Dataset entries on figures =>
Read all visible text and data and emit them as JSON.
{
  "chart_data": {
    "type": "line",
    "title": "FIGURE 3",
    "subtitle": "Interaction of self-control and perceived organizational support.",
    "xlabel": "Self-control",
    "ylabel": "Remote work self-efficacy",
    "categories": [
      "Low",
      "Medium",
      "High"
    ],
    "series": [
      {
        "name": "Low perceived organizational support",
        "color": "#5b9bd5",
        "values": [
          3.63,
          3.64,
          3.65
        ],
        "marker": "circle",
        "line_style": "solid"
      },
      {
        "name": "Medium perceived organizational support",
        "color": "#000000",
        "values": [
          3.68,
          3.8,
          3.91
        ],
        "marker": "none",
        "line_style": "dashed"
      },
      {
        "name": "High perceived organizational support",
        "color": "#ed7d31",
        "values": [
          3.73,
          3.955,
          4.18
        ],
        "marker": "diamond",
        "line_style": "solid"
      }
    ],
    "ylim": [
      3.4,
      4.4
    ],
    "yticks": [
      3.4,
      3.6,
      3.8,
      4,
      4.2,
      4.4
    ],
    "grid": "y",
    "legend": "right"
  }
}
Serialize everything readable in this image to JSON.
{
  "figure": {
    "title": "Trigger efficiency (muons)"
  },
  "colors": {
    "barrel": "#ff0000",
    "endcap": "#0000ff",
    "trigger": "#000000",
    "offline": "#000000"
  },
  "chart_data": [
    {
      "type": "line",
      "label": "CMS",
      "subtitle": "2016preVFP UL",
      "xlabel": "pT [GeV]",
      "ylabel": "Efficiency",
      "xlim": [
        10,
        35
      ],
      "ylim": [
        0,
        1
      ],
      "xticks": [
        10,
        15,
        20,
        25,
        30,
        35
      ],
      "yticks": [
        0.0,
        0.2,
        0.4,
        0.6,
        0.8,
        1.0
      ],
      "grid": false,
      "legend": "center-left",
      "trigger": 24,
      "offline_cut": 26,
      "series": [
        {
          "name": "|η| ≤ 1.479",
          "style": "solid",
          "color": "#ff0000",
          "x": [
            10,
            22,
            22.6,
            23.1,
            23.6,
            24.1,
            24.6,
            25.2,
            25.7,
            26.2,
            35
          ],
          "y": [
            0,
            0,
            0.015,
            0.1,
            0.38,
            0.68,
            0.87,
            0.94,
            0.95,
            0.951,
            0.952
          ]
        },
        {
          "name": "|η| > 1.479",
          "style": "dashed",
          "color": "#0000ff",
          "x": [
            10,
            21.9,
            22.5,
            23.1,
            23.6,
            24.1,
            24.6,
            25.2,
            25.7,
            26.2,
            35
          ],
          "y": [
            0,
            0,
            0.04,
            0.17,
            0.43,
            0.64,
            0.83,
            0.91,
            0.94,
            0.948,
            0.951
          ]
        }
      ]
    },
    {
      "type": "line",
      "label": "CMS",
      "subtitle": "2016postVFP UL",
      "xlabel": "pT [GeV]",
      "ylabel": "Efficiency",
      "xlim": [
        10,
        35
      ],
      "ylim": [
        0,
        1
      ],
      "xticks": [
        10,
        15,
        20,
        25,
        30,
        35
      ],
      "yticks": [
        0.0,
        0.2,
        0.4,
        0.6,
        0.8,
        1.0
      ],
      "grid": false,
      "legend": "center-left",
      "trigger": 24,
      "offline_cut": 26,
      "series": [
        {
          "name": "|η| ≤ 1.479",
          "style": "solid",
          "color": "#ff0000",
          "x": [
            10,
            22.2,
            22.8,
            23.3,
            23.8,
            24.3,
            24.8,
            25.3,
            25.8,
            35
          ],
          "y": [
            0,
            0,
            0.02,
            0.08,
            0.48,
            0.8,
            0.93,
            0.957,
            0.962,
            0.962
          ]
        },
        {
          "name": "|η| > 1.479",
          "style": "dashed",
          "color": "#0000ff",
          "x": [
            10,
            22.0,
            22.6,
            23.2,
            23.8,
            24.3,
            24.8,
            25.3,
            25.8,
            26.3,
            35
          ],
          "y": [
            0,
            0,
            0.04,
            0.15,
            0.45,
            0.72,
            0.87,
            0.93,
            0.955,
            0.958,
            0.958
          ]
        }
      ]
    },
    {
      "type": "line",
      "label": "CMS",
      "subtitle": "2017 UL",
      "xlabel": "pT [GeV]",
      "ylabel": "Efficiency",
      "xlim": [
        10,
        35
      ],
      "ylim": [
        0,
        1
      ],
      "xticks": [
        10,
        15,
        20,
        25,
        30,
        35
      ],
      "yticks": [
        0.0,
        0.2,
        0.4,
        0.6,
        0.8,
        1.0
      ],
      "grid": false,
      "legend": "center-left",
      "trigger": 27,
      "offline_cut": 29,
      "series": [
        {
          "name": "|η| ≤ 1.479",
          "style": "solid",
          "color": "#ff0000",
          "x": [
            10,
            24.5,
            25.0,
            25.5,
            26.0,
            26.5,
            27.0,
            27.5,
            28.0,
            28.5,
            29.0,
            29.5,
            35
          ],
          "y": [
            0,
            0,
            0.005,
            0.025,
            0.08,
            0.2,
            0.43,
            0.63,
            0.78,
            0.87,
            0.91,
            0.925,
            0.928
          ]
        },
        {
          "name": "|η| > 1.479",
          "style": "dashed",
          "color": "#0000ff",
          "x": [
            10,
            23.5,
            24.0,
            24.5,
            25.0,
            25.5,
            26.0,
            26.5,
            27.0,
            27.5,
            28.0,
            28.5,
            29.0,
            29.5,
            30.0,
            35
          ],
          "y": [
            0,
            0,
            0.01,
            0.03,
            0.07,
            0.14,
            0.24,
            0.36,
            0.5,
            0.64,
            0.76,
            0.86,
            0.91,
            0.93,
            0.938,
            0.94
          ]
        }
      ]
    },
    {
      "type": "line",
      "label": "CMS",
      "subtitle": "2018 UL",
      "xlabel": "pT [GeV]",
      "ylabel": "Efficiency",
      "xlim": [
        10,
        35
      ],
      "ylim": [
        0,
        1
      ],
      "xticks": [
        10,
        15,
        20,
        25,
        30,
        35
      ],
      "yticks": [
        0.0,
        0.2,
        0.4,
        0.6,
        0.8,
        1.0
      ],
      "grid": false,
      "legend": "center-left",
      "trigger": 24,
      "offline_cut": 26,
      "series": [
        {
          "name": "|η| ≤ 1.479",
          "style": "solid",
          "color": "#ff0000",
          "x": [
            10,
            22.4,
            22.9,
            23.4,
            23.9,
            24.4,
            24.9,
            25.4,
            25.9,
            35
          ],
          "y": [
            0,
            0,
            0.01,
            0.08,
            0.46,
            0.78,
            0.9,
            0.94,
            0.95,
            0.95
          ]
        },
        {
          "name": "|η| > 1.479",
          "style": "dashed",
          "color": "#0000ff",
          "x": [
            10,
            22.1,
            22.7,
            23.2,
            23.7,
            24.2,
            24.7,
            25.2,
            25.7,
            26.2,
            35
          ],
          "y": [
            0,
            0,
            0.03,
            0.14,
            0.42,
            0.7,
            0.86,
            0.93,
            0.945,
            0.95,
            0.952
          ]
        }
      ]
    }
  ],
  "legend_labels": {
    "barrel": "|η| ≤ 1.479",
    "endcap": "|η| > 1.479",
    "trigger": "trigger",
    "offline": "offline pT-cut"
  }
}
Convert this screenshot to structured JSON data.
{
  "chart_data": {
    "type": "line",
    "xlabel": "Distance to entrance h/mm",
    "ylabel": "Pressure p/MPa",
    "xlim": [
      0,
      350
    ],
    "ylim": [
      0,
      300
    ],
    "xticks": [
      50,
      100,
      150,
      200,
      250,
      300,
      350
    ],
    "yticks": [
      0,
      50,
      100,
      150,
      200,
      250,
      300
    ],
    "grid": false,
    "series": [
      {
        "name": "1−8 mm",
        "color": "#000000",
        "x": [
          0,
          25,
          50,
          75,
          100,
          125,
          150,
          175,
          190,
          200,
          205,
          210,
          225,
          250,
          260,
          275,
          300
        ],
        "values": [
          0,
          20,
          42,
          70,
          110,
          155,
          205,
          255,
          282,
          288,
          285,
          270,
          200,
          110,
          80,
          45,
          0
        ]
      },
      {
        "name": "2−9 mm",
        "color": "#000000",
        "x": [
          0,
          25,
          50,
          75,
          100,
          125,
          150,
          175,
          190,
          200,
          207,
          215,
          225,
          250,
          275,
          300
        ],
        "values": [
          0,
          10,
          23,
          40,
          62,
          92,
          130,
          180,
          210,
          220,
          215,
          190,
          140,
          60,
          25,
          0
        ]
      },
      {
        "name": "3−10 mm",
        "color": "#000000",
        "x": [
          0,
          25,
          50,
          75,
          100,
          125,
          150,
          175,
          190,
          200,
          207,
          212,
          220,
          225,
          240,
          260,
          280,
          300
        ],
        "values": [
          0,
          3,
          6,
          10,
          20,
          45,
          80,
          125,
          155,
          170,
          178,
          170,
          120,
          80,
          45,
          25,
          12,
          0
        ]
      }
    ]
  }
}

WORK REQUIRED => Pull out each line of the entries that contains "JSON".

TASK OUTPUT =>
Read all visible text and data and emit them as JSON.
Serialize everything readable in this image to JSON.
Convert this screenshot to structured JSON data.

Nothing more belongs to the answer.